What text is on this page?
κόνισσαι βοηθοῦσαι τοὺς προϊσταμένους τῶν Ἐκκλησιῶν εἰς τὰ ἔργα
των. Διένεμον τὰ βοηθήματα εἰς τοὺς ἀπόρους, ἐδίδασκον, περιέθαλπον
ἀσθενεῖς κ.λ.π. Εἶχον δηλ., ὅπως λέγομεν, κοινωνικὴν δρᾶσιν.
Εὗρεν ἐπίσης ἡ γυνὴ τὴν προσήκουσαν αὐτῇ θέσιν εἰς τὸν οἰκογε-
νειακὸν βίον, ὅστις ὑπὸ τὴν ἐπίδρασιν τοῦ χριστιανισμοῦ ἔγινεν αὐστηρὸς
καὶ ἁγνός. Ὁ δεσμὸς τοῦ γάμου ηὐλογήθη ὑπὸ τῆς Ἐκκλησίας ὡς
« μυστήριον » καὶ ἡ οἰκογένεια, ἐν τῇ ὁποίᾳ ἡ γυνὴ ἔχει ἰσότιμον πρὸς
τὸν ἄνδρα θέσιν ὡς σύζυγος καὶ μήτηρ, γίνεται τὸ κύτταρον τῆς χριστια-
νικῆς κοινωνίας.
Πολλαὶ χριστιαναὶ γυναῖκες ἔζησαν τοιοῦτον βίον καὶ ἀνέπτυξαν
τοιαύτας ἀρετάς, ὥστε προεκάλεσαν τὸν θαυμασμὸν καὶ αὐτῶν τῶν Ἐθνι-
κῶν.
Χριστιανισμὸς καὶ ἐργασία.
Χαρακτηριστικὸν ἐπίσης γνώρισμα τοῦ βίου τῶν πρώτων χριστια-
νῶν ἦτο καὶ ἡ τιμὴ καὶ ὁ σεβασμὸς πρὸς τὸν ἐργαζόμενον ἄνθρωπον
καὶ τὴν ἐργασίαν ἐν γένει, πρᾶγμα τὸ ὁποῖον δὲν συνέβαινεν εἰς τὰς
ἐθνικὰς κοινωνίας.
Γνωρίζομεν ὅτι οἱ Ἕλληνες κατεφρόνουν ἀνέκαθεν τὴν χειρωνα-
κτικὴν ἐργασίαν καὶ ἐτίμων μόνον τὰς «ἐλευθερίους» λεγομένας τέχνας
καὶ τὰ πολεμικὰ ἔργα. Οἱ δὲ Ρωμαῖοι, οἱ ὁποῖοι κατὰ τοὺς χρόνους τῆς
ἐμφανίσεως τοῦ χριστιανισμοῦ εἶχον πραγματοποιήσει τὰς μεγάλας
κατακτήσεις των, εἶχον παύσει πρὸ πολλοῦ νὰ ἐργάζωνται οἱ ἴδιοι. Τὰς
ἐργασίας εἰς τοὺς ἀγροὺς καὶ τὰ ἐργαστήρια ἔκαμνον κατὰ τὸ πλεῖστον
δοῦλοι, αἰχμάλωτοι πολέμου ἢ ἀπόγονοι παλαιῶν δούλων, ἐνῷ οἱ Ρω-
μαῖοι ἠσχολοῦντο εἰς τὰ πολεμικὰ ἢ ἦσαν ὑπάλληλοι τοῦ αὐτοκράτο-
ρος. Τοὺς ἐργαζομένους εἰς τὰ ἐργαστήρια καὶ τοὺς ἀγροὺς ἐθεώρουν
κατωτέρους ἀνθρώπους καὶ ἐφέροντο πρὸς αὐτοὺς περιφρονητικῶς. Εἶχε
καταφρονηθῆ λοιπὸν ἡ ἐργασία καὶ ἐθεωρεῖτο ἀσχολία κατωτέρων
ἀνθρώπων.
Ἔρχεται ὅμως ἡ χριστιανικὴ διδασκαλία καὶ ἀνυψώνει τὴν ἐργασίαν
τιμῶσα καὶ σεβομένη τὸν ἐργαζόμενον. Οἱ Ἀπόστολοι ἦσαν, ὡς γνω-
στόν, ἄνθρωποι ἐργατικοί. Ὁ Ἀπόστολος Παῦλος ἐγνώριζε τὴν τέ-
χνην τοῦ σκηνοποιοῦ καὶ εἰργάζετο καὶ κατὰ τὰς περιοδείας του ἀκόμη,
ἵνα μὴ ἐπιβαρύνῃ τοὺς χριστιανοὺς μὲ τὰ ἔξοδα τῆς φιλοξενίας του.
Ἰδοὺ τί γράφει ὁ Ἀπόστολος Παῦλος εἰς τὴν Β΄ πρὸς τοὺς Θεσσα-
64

Problem to work on → Pull out every line of the entries that includes the word "ἐργαζόμενον".

Completed exercise →
νῶν ἦτο καὶ ἡ τιμὴ καὶ ὁ σεβασμὸς πρὸς τὸν ἐργαζόμενον ἄνθρωπον
τιμῶσα καὶ σεβομένη τὸν ἐργαζόμενον. Οἱ Ἀπόστολοι ἦσαν, ὡς γνω-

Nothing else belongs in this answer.